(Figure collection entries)
┄┄┄┄┄┄┄┄┄┄
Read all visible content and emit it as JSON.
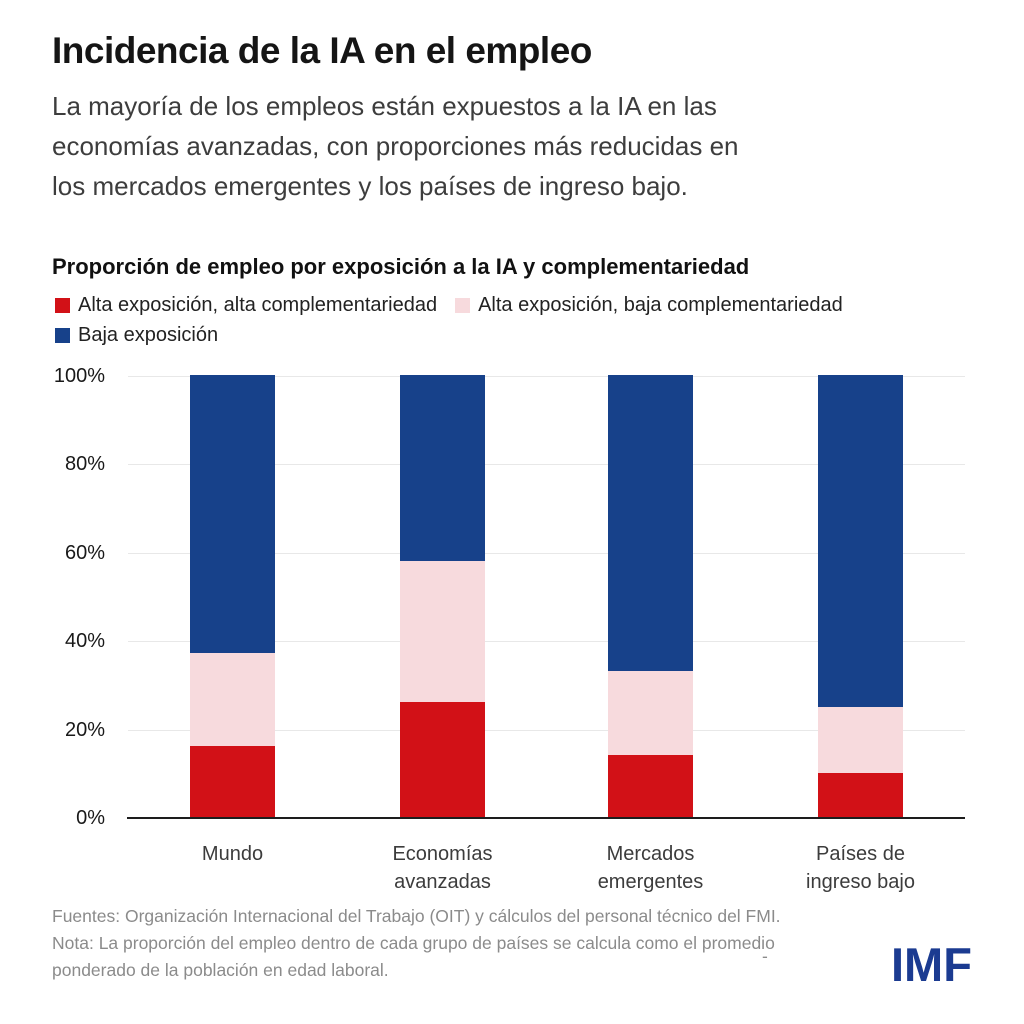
{
  "header": {
    "title": "Incidencia de la IA en el empleo",
    "subtitle": "La mayoría de los empleos están expuestos a la IA en las\neconomías avanzadas, con proporciones más reducidas en\nlos mercados emergentes y los países de ingreso bajo."
  },
  "chart": {
    "title": "Proporción de empleo por exposición a la IA y complementariedad"
  },
  "chart_data": {
    "type": "bar",
    "stacked": true,
    "title": "Proporción de empleo por exposición a la IA y complementariedad",
    "categories": [
      "Mundo",
      "Economías\navanzadas",
      "Mercados\nemergentes",
      "Países de\ningreso bajo"
    ],
    "series": [
      {
        "name": "Alta exposición, alta complementariedad",
        "color": "#d21117",
        "values": [
          16,
          26,
          14,
          10
        ]
      },
      {
        "name": "Alta exposición, baja complementariedad",
        "color": "#f7dadd",
        "values": [
          21,
          32,
          19,
          15
        ]
      },
      {
        "name": "Baja exposición",
        "color": "#17418a",
        "values": [
          63,
          42,
          67,
          75
        ]
      }
    ],
    "unit": "%",
    "ylim": [
      0,
      100
    ],
    "yticks": [
      "100%",
      "80%",
      "60%",
      "40%",
      "20%",
      "0%"
    ],
    "grid": true,
    "legend_position": "top-left"
  },
  "footer": {
    "sources": "Fuentes: Organización Internacional del Trabajo (OIT) y cálculos del personal técnico del FMI.",
    "note": "Nota: La proporción del empleo dentro de cada grupo de países se calcula como el promedio\nponderado de la población en edad laboral.",
    "dash": "-",
    "logo": "IMF",
    "logo_color": "#1b3b91"
  }
}
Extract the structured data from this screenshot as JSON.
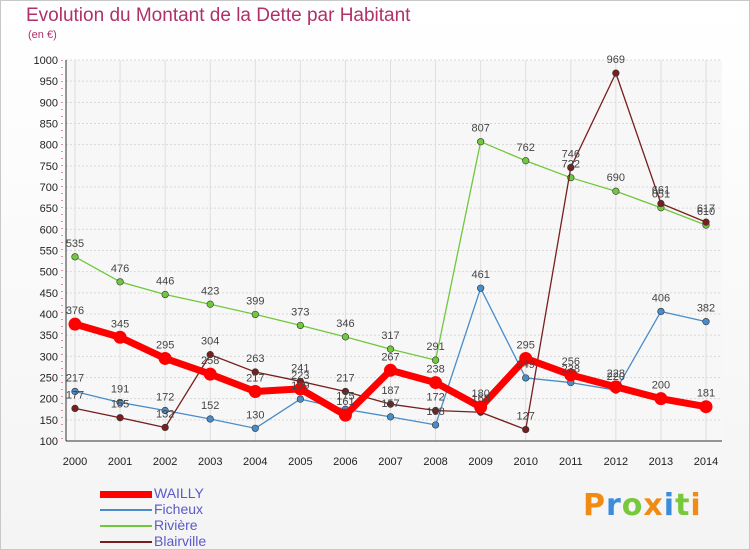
{
  "header": {
    "title": "Evolution du Montant de la Dette par Habitant",
    "subtitle": "(en €)"
  },
  "chart_data": {
    "type": "line",
    "title": "Evolution du Montant de la Dette par Habitant",
    "ylabel": "(en €)",
    "xlabel": "",
    "ylim": [
      100,
      1000
    ],
    "yticks": [
      100,
      150,
      200,
      250,
      300,
      350,
      400,
      450,
      500,
      550,
      600,
      650,
      700,
      750,
      800,
      850,
      900,
      950,
      1000
    ],
    "categories": [
      "2000",
      "2001",
      "2002",
      "2003",
      "2004",
      "2005",
      "2006",
      "2007",
      "2008",
      "2009",
      "2010",
      "2011",
      "2012",
      "2013",
      "2014"
    ],
    "grid": true,
    "legend_position": "bottom-left",
    "series": [
      {
        "name": "WAILLY",
        "color": "#ff0000",
        "values": [
          376,
          345,
          295,
          258,
          217,
          223,
          161,
          267,
          238,
          180,
          295,
          256,
          228,
          200,
          181
        ]
      },
      {
        "name": "Ficheux",
        "color": "#4a8cc8",
        "values": [
          217,
          191,
          172,
          152,
          130,
          199,
          175,
          157,
          138,
          461,
          249,
          238,
          220,
          406,
          382
        ]
      },
      {
        "name": "Rivière",
        "color": "#70c83c",
        "values": [
          535,
          476,
          446,
          423,
          399,
          373,
          346,
          317,
          291,
          807,
          762,
          722,
          690,
          651,
          610
        ]
      },
      {
        "name": "Blairville",
        "color": "#781e1e",
        "values": [
          177,
          155,
          132,
          304,
          263,
          241,
          217,
          187,
          172,
          168,
          127,
          746,
          969,
          661,
          617
        ]
      }
    ]
  },
  "logo": {
    "letters": [
      "P",
      "r",
      "o",
      "x",
      "i",
      "t",
      "i"
    ],
    "colors": [
      "#f08c14",
      "#3c8cdc",
      "#78c83c",
      "#f08c14",
      "#3c8cdc",
      "#78c83c",
      "#f08c14"
    ]
  }
}
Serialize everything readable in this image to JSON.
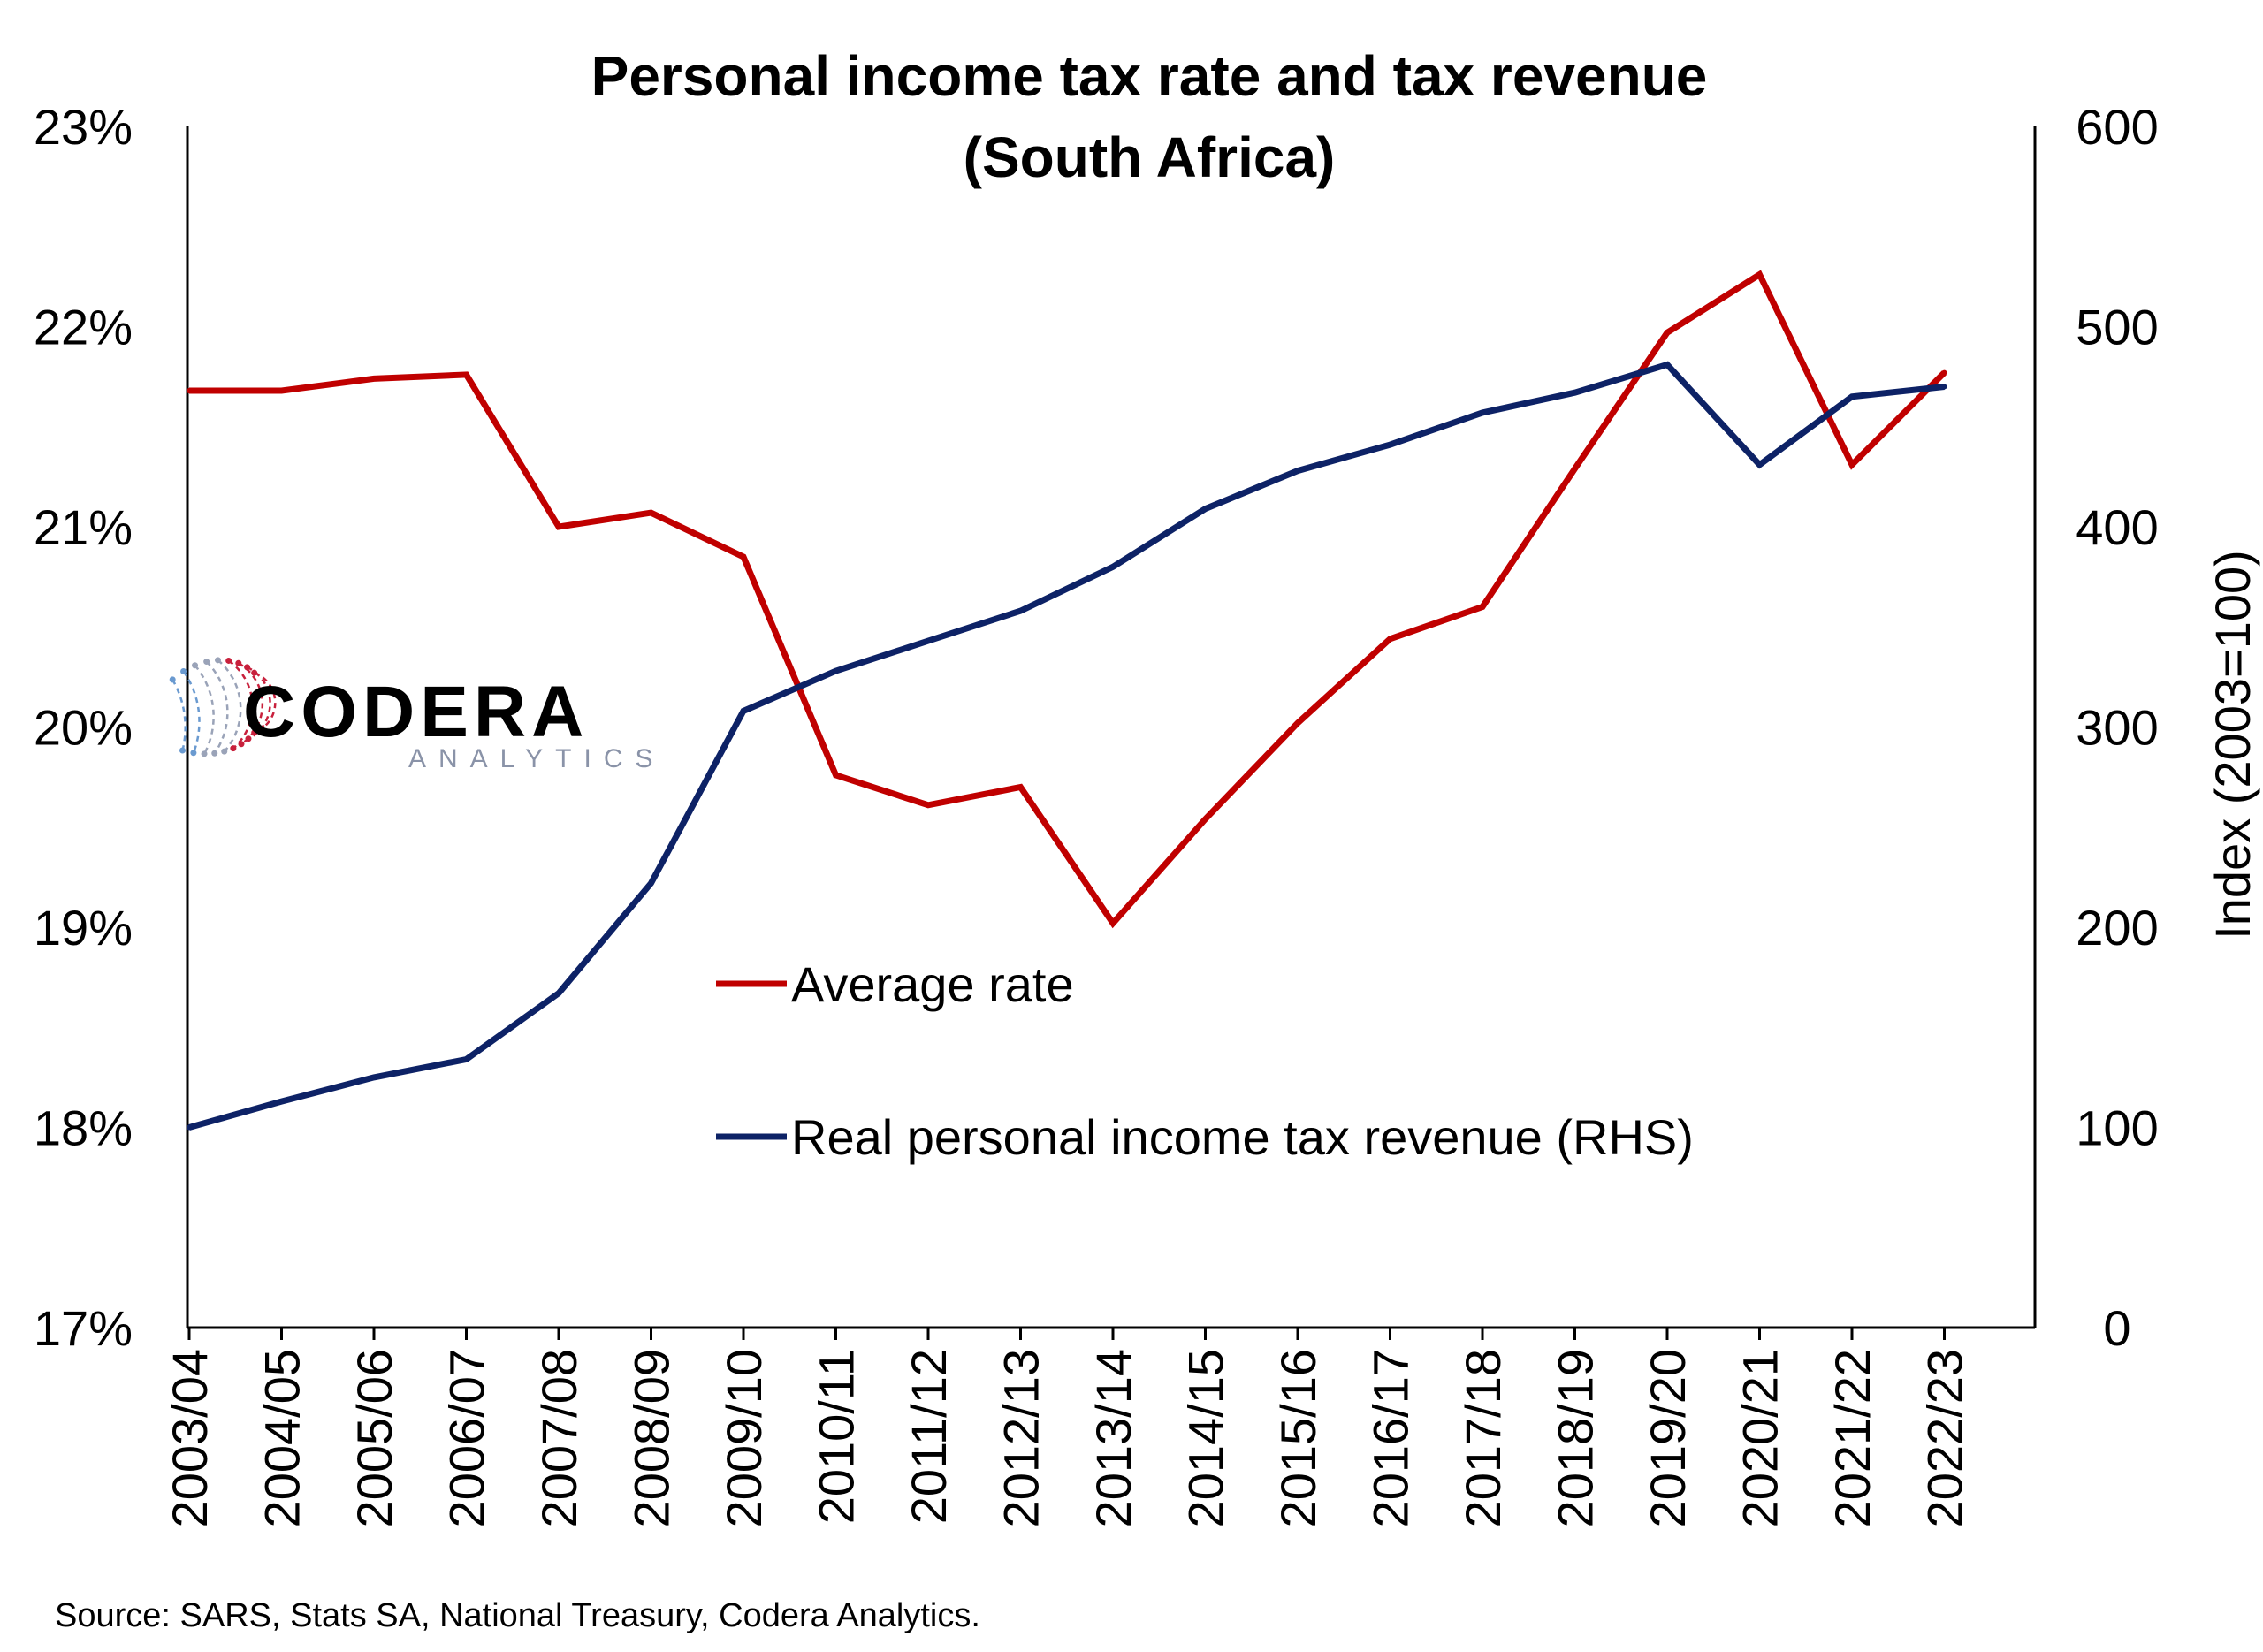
{
  "chart_data": {
    "type": "line",
    "title": "Personal income tax rate and tax revenue",
    "subtitle": "(South Africa)",
    "xlabel": "",
    "ylabel_left": "",
    "ylabel_right": "Index (2003=100)",
    "ylim_left": [
      17,
      23
    ],
    "ylim_right": [
      0,
      600
    ],
    "yticks_left": [
      "17%",
      "18%",
      "19%",
      "20%",
      "21%",
      "22%",
      "23%"
    ],
    "yticks_right": [
      "0",
      "100",
      "200",
      "300",
      "400",
      "500",
      "600"
    ],
    "categories": [
      "2003/04",
      "2004/05",
      "2005/06",
      "2006/07",
      "2007/08",
      "2008/09",
      "2009/10",
      "2010/11",
      "2011/12",
      "2012/13",
      "2013/14",
      "2014/15",
      "2015/16",
      "2016/17",
      "2017/18",
      "2018/19",
      "2019/20",
      "2020/21",
      "2021/22",
      "2022/23"
    ],
    "series": [
      {
        "name": "Average rate",
        "axis": "left",
        "color": "#c00000",
        "values": [
          21.68,
          21.68,
          21.74,
          21.76,
          21.0,
          21.07,
          20.85,
          19.76,
          19.61,
          19.7,
          19.02,
          19.54,
          20.02,
          20.44,
          20.6,
          21.29,
          21.97,
          22.26,
          21.31,
          21.77
        ]
      },
      {
        "name": "Real personal income tax revenue (RHS)",
        "axis": "right",
        "color": "#0d2266",
        "values": [
          100,
          113,
          125,
          134,
          167,
          222,
          308,
          328,
          343,
          358,
          380,
          409,
          428,
          441,
          457,
          467,
          481,
          431,
          465,
          470
        ]
      }
    ],
    "grid": false,
    "legend_position": "center"
  },
  "logo": {
    "name": "CODERA",
    "tagline": "ANALYTICS",
    "colors": [
      "#c8203c",
      "#6a9ad0",
      "#9aa3b8"
    ]
  },
  "source": "Source: SARS, Stats SA, National Treasury, Codera Analytics."
}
┄┄┄┄┄┄┄┄┄┄
[What you have to do] Leave out the pictures and output the rest of the material exactly as written.

[Result of this task]
Read all visible content and emit it as JSON.
{
  "header": {
    "title": "Incidencia de la IA en el empleo",
    "subtitle": "La mayoría de los empleos están expuestos a la IA en las\neconomías avanzadas, con proporciones más reducidas en\nlos mercados emergentes y los países de ingreso bajo."
  },
  "chart": {
    "title": "Proporción de empleo por exposición a la IA y complementariedad"
  },
  "chart_data": {
    "type": "bar",
    "stacked": true,
    "title": "Proporción de empleo por exposición a la IA y complementariedad",
    "categories": [
      "Mundo",
      "Economías\navanzadas",
      "Mercados\nemergentes",
      "Países de\ningreso bajo"
    ],
    "series": [
      {
        "name": "Alta exposición, alta complementariedad",
        "color": "#d21117",
        "values": [
          16,
          26,
          14,
          10
        ]
      },
      {
        "name": "Alta exposición, baja complementariedad",
        "color": "#f7dadd",
        "values": [
          21,
          32,
          19,
          15
        ]
      },
      {
        "name": "Baja exposición",
        "color": "#17418a",
        "values": [
          63,
          42,
          67,
          75
        ]
      }
    ],
    "unit": "%",
    "ylim": [
      0,
      100
    ],
    "yticks": [
      "100%",
      "80%",
      "60%",
      "40%",
      "20%",
      "0%"
    ],
    "grid": true,
    "legend_position": "top-left"
  },
  "footer": {
    "sources": "Fuentes: Organización Internacional del Trabajo (OIT) y cálculos del personal técnico del FMI.",
    "note": "Nota: La proporción del empleo dentro de cada grupo de países se calcula como el promedio\nponderado de la población en edad laboral.",
    "dash": "-",
    "logo": "IMF",
    "logo_color": "#1b3b91"
  }
}
Extract the structured data from this screenshot as JSON.
{
  "header": {
    "title": "Evolution du Montant de la Dette par Habitant",
    "subtitle": "(en €)"
  },
  "chart_data": {
    "type": "line",
    "title": "Evolution du Montant de la Dette par Habitant",
    "ylabel": "(en €)",
    "xlabel": "",
    "ylim": [
      100,
      1000
    ],
    "yticks": [
      100,
      150,
      200,
      250,
      300,
      350,
      400,
      450,
      500,
      550,
      600,
      650,
      700,
      750,
      800,
      850,
      900,
      950,
      1000
    ],
    "categories": [
      "2000",
      "2001",
      "2002",
      "2003",
      "2004",
      "2005",
      "2006",
      "2007",
      "2008",
      "2009",
      "2010",
      "2011",
      "2012",
      "2013",
      "2014"
    ],
    "grid": true,
    "legend_position": "bottom-left",
    "series": [
      {
        "name": "WAILLY",
        "color": "#ff0000",
        "values": [
          376,
          345,
          295,
          258,
          217,
          223,
          161,
          267,
          238,
          180,
          295,
          256,
          228,
          200,
          181
        ]
      },
      {
        "name": "Ficheux",
        "color": "#4a8cc8",
        "values": [
          217,
          191,
          172,
          152,
          130,
          199,
          175,
          157,
          138,
          461,
          249,
          238,
          220,
          406,
          382
        ]
      },
      {
        "name": "Rivière",
        "color": "#70c83c",
        "values": [
          535,
          476,
          446,
          423,
          399,
          373,
          346,
          317,
          291,
          807,
          762,
          722,
          690,
          651,
          610
        ]
      },
      {
        "name": "Blairville",
        "color": "#781e1e",
        "values": [
          177,
          155,
          132,
          304,
          263,
          241,
          217,
          187,
          172,
          168,
          127,
          746,
          969,
          661,
          617
        ]
      }
    ]
  },
  "logo": {
    "letters": [
      "P",
      "r",
      "o",
      "x",
      "i",
      "t",
      "i"
    ],
    "colors": [
      "#f08c14",
      "#3c8cdc",
      "#78c83c",
      "#f08c14",
      "#3c8cdc",
      "#78c83c",
      "#f08c14"
    ]
  }
}
Serialize everything readable in this image to JSON.
{
  "chart_data": {
    "type": "line",
    "title": "Personal income tax rate and tax revenue",
    "subtitle": "(South Africa)",
    "xlabel": "",
    "ylabel_left": "",
    "ylabel_right": "Index (2003=100)",
    "ylim_left": [
      17,
      23
    ],
    "ylim_right": [
      0,
      600
    ],
    "yticks_left": [
      "17%",
      "18%",
      "19%",
      "20%",
      "21%",
      "22%",
      "23%"
    ],
    "yticks_right": [
      "0",
      "100",
      "200",
      "300",
      "400",
      "500",
      "600"
    ],
    "categories": [
      "2003/04",
      "2004/05",
      "2005/06",
      "2006/07",
      "2007/08",
      "2008/09",
      "2009/10",
      "2010/11",
      "2011/12",
      "2012/13",
      "2013/14",
      "2014/15",
      "2015/16",
      "2016/17",
      "2017/18",
      "2018/19",
      "2019/20",
      "2020/21",
      "2021/22",
      "2022/23"
    ],
    "series": [
      {
        "name": "Average rate",
        "axis": "left",
        "color": "#c00000",
        "values": [
          21.68,
          21.68,
          21.74,
          21.76,
          21.0,
          21.07,
          20.85,
          19.76,
          19.61,
          19.7,
          19.02,
          19.54,
          20.02,
          20.44,
          20.6,
          21.29,
          21.97,
          22.26,
          21.31,
          21.77
        ]
      },
      {
        "name": "Real personal income tax revenue (RHS)",
        "axis": "right",
        "color": "#0d2266",
        "values": [
          100,
          113,
          125,
          134,
          167,
          222,
          308,
          328,
          343,
          358,
          380,
          409,
          428,
          441,
          457,
          467,
          481,
          431,
          465,
          470
        ]
      }
    ],
    "grid": false,
    "legend_position": "center"
  },
  "logo": {
    "name": "CODERA",
    "tagline": "ANALYTICS",
    "colors": [
      "#c8203c",
      "#6a9ad0",
      "#9aa3b8"
    ]
  },
  "source": "Source: SARS, Stats SA, National Treasury, Codera Analytics."
}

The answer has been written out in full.